### Task instructions
Render each line of the rows below as a Markdown table with two columns, No for the line's number and Line for its text. Skip blank lines.

### Material provided
============

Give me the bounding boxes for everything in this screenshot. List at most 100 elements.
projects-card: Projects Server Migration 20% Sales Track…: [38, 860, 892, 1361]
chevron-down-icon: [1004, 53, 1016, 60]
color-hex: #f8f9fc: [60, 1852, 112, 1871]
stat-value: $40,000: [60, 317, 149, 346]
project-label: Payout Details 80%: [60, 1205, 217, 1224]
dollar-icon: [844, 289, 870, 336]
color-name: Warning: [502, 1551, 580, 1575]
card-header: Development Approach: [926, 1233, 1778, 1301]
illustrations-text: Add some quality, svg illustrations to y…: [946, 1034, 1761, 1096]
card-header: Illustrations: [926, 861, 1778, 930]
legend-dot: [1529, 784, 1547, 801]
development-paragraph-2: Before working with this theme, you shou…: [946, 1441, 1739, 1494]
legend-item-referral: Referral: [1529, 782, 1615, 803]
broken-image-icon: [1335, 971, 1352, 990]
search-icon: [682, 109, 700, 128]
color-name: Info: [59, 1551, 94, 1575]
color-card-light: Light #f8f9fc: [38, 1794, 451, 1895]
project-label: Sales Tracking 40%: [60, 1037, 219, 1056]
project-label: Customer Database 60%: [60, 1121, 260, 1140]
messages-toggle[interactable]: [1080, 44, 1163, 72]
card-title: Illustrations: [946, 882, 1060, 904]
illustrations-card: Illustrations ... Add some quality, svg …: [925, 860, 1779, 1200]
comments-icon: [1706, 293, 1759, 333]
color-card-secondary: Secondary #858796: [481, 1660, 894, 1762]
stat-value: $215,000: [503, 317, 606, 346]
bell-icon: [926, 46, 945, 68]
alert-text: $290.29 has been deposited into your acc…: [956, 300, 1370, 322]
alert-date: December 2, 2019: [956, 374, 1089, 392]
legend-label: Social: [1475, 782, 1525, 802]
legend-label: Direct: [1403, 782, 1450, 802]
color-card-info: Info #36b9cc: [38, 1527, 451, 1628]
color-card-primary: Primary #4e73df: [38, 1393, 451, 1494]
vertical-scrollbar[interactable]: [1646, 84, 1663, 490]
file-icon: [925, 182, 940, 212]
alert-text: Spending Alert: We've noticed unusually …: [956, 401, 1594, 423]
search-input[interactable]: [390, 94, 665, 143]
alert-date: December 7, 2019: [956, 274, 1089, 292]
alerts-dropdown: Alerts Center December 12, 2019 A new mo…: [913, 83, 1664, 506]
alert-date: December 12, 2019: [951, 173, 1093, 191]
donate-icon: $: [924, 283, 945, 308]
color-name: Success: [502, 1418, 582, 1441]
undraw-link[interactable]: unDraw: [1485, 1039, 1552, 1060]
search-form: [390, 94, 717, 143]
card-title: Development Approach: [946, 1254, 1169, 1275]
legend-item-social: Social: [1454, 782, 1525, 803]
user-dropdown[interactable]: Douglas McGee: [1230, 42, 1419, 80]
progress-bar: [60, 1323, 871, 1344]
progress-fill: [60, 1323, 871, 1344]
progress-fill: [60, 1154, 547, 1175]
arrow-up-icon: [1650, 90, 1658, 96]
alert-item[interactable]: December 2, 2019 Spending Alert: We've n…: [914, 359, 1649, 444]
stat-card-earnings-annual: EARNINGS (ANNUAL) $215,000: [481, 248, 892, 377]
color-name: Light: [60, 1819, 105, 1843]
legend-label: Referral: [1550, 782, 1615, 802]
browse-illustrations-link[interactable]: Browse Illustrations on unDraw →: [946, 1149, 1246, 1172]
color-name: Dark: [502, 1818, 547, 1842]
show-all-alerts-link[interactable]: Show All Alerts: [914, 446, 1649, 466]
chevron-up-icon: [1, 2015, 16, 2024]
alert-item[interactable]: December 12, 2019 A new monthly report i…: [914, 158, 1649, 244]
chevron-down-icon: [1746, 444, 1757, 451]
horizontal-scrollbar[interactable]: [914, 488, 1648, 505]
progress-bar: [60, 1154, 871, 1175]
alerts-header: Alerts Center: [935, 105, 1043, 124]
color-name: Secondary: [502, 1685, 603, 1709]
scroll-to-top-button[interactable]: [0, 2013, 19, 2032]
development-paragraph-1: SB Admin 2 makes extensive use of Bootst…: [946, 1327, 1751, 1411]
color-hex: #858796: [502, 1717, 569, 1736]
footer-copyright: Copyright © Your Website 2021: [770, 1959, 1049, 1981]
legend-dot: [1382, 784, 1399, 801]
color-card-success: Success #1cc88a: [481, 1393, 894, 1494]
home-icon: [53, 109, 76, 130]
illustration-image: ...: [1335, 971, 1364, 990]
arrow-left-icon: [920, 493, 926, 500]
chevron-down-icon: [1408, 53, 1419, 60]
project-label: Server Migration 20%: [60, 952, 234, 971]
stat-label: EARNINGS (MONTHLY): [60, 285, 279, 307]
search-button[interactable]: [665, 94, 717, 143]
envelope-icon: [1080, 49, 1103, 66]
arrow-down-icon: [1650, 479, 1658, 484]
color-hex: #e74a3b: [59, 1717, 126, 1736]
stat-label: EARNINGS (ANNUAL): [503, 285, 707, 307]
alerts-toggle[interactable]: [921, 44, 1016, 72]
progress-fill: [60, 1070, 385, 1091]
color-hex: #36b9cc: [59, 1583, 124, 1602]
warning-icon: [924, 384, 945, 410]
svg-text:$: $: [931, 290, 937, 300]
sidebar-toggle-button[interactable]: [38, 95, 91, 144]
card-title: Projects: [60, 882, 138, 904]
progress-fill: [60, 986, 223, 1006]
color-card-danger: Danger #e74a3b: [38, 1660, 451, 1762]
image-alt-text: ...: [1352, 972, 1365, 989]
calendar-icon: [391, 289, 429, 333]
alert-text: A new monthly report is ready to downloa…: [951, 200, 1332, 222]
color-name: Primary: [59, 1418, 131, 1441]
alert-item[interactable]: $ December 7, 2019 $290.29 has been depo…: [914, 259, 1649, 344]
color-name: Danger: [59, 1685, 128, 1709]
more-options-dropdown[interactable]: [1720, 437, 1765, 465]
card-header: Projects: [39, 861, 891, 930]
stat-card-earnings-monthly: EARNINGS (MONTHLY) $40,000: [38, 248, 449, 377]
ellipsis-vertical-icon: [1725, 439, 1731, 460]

============

### Output of the task
| No | Line |
|---|---|
| 1 | Give me the bounding boxes for everything in this screenshot. List at most 100 elements. |
| 2 | projects-card: Projects Server Migration 20% Sales Track…: [38, 860, 892, 1361] |
| 3 | chevron-down-icon: [1004, 53, 1016, 60] |
| 4 | color-hex: #f8f9fc: [60, 1852, 112, 1871] |
| 5 | stat-value: $40,000: [60, 317, 149, 346] |
| 6 | project-label: Payout Details 80%: [60, 1205, 217, 1224] |
| 7 | dollar-icon: [844, 289, 870, 336] |
| 8 | color-name: Warning: [502, 1551, 580, 1575] |
| 9 | card-header: Development Approach: [926, 1233, 1778, 1301] |
| 10 | illustrations-text: Add some quality, svg illustrations to y…: [946, 1034, 1761, 1096] |
| 11 | card-header: Illustrations: [926, 861, 1778, 930] |
| 12 | legend-dot: [1529, 784, 1547, 801] |
| 13 | development-paragraph-2: Before working with this theme, you shou…: [946, 1441, 1739, 1494] |
| 14 | legend-item-referral: Referral: [1529, 782, 1615, 803] |
| 15 | broken-image-icon: [1335, 971, 1352, 990] |
| 16 | search-icon: [682, 109, 700, 128] |
| 17 | color-name: Info: [59, 1551, 94, 1575] |
| 18 | color-card-light: Light #f8f9fc: [38, 1794, 451, 1895] |
| 19 | project-label: Sales Tracking 40%: [60, 1037, 219, 1056] |
| 20 | project-label: Customer Database 60%: [60, 1121, 260, 1140] |
| 21 | messages-toggle[interactable]: [1080, 44, 1163, 72] |
| 22 | card-title: Illustrations: [946, 882, 1060, 904] |
| 23 | illustrations-card: Illustrations ... Add some quality, svg …: [925, 860, 1779, 1200] |
| 24 | comments-icon: [1706, 293, 1759, 333] |
| 25 | color-card-secondary: Secondary #858796: [481, 1660, 894, 1762] |
| 26 | stat-value: $215,000: [503, 317, 606, 346] |
| 27 | bell-icon: [926, 46, 945, 68] |
| 28 | alert-text: $290.29 has been deposited into your acc…: [956, 300, 1370, 322] |
| 29 | alert-date: December 2, 2019: [956, 374, 1089, 392] |
| 30 | legend-label: Social: [1475, 782, 1525, 802] |
| 31 | legend-label: Direct: [1403, 782, 1450, 802] |
| 32 | color-card-info: Info #36b9cc: [38, 1527, 451, 1628] |
| 33 | color-card-primary: Primary #4e73df: [38, 1393, 451, 1494] |
| 34 | vertical-scrollbar[interactable]: [1646, 84, 1663, 490] |
| 35 | file-icon: [925, 182, 940, 212] |
| 36 | alert-text: Spending Alert: We've noticed unusually …: [956, 401, 1594, 423] |
| 37 | search-input[interactable]: [390, 94, 665, 143] |
| 38 | alert-date: December 7, 2019: [956, 274, 1089, 292] |
| 39 | alerts-dropdown: Alerts Center December 12, 2019 A new mo…: [913, 83, 1664, 506] |
| 40 | alert-date: December 12, 2019: [951, 173, 1093, 191] |
| 41 | donate-icon: $: [924, 283, 945, 308] |
| 42 | color-name: Success: [502, 1418, 582, 1441] |
| 43 | undraw-link[interactable]: unDraw: [1485, 1039, 1552, 1060] |
| 44 | search-form: [390, 94, 717, 143] |
| 45 | card-title: Development Approach: [946, 1254, 1169, 1275] |
| 46 | legend-item-social: Social: [1454, 782, 1525, 803] |
| 47 | user-dropdown[interactable]: Douglas McGee: [1230, 42, 1419, 80] |
| 48 | progress-bar: [60, 1323, 871, 1344] |
| 49 | progress-fill: [60, 1323, 871, 1344] |
| 50 | progress-fill: [60, 1154, 547, 1175] |
| 51 | arrow-up-icon: [1650, 90, 1658, 96] |
| 52 | alert-item[interactable]: December 2, 2019 Spending Alert: We've n…: [914, 359, 1649, 444] |
| 53 | stat-card-earnings-annual: EARNINGS (ANNUAL) $215,000: [481, 248, 892, 377] |
| 54 | color-name: Light: [60, 1819, 105, 1843] |
| 55 | legend-label: Referral: [1550, 782, 1615, 802] |
| 56 | browse-illustrations-link[interactable]: Browse Illustrations on unDraw →: [946, 1149, 1246, 1172] |
| 57 | color-name: Dark: [502, 1818, 547, 1842] |
| 58 | show-all-alerts-link[interactable]: Show All Alerts: [914, 446, 1649, 466] |
| 59 | chevron-up-icon: [1, 2015, 16, 2024] |
| 60 | alert-item[interactable]: December 12, 2019 A new monthly report i…: [914, 158, 1649, 244] |
| 61 | chevron-down-icon: [1746, 444, 1757, 451] |
| 62 | horizontal-scrollbar[interactable]: [914, 488, 1648, 505] |
| 63 | progress-bar: [60, 1154, 871, 1175] |
| 64 | alerts-header: Alerts Center: [935, 105, 1043, 124] |
| 65 | color-name: Secondary: [502, 1685, 603, 1709] |
| 66 | scroll-to-top-button[interactable]: [0, 2013, 19, 2032] |
| 67 | development-paragraph-1: SB Admin 2 makes extensive use of Bootst…: [946, 1327, 1751, 1411] |
| 68 | color-hex: #858796: [502, 1717, 569, 1736] |
| 69 | footer-copyright: Copyright © Your Website 2021: [770, 1959, 1049, 1981] |
| 70 | legend-dot: [1382, 784, 1399, 801] |
| 71 | color-card-success: Success #1cc88a: [481, 1393, 894, 1494] |
| 72 | home-icon: [53, 109, 76, 130] |
| 73 | illustration-image: ...: [1335, 971, 1364, 990] |
| 74 | arrow-left-icon: [920, 493, 926, 500] |
| 75 | chevron-down-icon: [1408, 53, 1419, 60] |
| 76 | project-label: Server Migration 20%: [60, 952, 234, 971] |
| 77 | stat-label: EARNINGS (MONTHLY): [60, 285, 279, 307] |
| 78 | search-button[interactable]: [665, 94, 717, 143] |
| 79 | envelope-icon: [1080, 49, 1103, 66] |
| 80 | arrow-down-icon: [1650, 479, 1658, 484] |
| 81 | color-hex: #e74a3b: [59, 1717, 126, 1736] |
| 82 | stat-label: EARNINGS (ANNUAL): [503, 285, 707, 307] |
| 83 | alerts-toggle[interactable]: [921, 44, 1016, 72] |
| 84 | progress-fill: [60, 1070, 385, 1091] |
| 85 | color-hex: #36b9cc: [59, 1583, 124, 1602] |
| 86 | warning-icon: [924, 384, 945, 410] |
| 87 | svg-text:$: $: [931, 290, 937, 300] |
| 88 | sidebar-toggle-button[interactable]: [38, 95, 91, 144] |
| 89 | card-title: Projects: [60, 882, 138, 904] |
| 90 | progress-fill: [60, 986, 223, 1006] |
| 91 | color-card-danger: Danger #e74a3b: [38, 1660, 451, 1762] |
| 92 | image-alt-text: ...: [1352, 972, 1365, 989] |
| 93 | calendar-icon: [391, 289, 429, 333] |
| 94 | alert-text: A new monthly report is ready to downloa…: [951, 200, 1332, 222] |
| 95 | color-name: Primary: [59, 1418, 131, 1441] |
| 96 | alert-item[interactable]: $ December 7, 2019 $290.29 has been depo…: [914, 259, 1649, 344] |
| 97 | color-name: Danger: [59, 1685, 128, 1709] |
| 98 | more-options-dropdown[interactable]: [1720, 437, 1765, 465] |
| 99 | card-header: Projects: [39, 861, 891, 930] |
| 100 | stat-card-earnings-monthly: EARNINGS (MONTHLY) $40,000: [38, 248, 449, 377] |
| 101 | ellipsis-vertical-icon: [1725, 439, 1731, 460] |